Return all lines that include the string "example".

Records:
══════
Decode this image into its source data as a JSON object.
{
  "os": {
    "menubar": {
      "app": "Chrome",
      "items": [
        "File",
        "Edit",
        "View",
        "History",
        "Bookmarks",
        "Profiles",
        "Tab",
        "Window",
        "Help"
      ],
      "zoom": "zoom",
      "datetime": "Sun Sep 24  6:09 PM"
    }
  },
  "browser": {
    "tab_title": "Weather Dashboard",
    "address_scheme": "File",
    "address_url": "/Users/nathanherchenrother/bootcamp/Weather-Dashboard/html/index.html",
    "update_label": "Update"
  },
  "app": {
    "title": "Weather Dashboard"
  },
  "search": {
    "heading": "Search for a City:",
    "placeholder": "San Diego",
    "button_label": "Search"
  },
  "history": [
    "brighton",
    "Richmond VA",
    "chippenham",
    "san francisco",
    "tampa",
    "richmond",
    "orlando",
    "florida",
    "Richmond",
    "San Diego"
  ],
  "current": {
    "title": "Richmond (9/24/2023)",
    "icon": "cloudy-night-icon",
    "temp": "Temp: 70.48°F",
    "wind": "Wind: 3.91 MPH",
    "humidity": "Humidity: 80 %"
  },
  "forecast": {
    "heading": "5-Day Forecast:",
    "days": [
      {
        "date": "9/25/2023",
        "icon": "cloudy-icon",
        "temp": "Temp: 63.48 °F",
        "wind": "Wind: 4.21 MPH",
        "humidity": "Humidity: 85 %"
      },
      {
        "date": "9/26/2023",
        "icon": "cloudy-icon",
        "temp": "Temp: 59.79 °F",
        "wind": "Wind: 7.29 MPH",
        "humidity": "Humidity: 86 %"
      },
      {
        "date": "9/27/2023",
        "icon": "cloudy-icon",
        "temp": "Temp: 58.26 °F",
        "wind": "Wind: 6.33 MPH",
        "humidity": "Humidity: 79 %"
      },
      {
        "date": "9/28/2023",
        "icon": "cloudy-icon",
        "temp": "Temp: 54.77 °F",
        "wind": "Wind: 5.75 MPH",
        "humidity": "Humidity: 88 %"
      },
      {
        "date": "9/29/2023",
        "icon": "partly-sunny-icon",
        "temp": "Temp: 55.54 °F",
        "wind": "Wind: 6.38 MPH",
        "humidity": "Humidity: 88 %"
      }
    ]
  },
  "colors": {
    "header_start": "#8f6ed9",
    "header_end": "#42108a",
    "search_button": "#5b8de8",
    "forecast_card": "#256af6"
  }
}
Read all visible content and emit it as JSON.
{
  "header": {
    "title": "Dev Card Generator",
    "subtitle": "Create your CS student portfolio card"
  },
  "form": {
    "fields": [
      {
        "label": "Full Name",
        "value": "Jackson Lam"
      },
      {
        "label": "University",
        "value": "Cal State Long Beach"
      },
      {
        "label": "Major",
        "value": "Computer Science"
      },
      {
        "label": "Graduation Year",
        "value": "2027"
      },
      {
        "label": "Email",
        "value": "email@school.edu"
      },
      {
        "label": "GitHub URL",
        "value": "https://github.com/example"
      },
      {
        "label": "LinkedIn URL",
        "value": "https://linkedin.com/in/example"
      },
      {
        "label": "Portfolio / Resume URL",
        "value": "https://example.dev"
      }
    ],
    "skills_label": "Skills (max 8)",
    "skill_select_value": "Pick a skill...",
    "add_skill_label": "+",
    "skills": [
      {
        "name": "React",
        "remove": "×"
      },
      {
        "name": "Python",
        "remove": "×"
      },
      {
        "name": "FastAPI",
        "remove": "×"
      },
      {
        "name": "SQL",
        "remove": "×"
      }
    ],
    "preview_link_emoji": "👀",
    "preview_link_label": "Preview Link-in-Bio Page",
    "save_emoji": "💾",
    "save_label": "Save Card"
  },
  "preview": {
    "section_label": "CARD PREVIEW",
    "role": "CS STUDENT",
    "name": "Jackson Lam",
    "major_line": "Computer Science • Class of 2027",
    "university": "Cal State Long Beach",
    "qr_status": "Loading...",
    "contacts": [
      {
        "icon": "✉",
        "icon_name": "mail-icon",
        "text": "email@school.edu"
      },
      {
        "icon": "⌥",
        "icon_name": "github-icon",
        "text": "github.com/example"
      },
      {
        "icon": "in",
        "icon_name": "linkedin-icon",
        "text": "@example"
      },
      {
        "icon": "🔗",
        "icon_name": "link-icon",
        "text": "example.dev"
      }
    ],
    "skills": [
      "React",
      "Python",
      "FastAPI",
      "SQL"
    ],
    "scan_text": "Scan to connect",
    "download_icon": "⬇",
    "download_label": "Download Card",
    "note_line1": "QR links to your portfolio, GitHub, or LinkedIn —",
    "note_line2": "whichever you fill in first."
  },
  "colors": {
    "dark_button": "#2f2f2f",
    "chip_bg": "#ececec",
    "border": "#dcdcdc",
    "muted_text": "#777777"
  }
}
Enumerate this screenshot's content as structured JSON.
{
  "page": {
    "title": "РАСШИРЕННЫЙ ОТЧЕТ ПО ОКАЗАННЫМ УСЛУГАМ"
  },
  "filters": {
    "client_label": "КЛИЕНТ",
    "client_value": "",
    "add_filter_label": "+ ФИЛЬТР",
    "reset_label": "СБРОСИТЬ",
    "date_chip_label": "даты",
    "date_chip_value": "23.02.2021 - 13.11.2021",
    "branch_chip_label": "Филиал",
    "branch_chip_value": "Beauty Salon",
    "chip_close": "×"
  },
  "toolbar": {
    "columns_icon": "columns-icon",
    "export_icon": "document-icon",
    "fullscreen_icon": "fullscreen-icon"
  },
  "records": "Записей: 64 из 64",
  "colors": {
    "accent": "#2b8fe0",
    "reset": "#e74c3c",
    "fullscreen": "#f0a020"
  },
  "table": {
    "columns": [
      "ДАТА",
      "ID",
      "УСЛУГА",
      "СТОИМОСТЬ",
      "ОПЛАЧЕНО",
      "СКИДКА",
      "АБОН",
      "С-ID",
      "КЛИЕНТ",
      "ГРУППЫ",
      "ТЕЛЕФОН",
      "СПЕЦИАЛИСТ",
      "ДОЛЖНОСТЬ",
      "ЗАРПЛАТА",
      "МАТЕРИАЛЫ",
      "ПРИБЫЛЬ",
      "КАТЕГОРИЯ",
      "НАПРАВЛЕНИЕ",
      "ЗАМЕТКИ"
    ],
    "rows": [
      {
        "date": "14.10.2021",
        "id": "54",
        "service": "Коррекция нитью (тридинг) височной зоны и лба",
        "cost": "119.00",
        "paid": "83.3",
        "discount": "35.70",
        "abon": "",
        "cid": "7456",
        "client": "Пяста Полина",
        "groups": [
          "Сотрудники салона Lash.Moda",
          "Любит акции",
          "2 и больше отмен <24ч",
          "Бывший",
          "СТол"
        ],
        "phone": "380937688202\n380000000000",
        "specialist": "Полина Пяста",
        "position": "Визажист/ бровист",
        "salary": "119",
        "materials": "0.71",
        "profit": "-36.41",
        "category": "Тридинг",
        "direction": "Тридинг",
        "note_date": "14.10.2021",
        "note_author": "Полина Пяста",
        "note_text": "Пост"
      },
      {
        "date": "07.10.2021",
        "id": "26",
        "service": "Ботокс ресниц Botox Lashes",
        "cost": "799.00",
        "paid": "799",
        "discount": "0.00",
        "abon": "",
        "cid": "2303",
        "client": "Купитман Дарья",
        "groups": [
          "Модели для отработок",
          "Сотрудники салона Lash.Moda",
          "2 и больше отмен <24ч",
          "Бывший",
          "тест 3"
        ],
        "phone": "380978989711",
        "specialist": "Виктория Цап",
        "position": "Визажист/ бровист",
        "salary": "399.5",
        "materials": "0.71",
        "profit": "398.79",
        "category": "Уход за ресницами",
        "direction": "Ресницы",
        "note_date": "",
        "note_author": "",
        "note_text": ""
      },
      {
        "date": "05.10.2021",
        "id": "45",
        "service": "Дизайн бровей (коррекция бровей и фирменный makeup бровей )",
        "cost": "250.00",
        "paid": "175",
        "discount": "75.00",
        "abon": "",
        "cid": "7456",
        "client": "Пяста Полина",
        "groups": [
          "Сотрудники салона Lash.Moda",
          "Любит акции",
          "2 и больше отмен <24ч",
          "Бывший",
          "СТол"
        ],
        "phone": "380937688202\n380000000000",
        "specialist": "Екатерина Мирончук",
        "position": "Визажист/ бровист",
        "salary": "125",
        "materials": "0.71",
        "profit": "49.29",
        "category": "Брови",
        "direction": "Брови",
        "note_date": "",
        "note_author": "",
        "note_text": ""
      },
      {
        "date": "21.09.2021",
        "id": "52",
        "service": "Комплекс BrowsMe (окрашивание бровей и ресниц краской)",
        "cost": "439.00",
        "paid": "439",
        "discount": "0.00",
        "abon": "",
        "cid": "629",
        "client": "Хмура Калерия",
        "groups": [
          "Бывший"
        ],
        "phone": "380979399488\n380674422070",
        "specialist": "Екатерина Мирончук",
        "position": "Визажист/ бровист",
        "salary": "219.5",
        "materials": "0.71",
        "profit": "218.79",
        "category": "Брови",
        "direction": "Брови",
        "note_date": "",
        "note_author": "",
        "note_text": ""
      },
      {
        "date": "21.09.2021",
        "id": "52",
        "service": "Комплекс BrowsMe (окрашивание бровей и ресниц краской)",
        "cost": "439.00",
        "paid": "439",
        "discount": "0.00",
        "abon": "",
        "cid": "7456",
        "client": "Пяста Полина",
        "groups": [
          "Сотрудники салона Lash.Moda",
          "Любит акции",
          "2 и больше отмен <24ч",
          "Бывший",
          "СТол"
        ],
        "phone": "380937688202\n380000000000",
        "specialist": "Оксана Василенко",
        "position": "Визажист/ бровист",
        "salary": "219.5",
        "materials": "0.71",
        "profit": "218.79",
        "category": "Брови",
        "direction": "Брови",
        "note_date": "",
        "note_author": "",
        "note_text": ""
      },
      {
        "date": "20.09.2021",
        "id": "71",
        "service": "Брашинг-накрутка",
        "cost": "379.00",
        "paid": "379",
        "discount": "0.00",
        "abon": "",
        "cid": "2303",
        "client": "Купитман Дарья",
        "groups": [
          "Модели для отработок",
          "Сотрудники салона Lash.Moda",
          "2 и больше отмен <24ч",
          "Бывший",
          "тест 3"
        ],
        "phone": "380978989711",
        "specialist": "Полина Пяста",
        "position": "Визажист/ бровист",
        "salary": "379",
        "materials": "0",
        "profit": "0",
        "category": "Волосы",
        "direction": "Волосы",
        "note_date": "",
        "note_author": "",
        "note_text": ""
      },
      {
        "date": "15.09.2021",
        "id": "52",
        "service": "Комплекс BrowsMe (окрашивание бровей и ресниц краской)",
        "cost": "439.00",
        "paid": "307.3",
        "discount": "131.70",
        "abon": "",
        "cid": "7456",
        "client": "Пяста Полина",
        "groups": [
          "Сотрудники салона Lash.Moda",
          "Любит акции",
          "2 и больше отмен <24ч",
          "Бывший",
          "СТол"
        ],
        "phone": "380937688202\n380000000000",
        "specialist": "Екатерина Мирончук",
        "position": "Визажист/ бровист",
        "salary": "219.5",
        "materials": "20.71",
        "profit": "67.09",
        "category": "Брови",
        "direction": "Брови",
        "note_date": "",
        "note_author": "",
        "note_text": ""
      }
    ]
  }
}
══════
RESULT OF THE TASK:
        "value": "https://github.com/example"
        "value": "https://linkedin.com/in/example"
        "value": "https://example.dev"
        "text": "github.com/example"
        "text": "@example"
        "text": "example.dev"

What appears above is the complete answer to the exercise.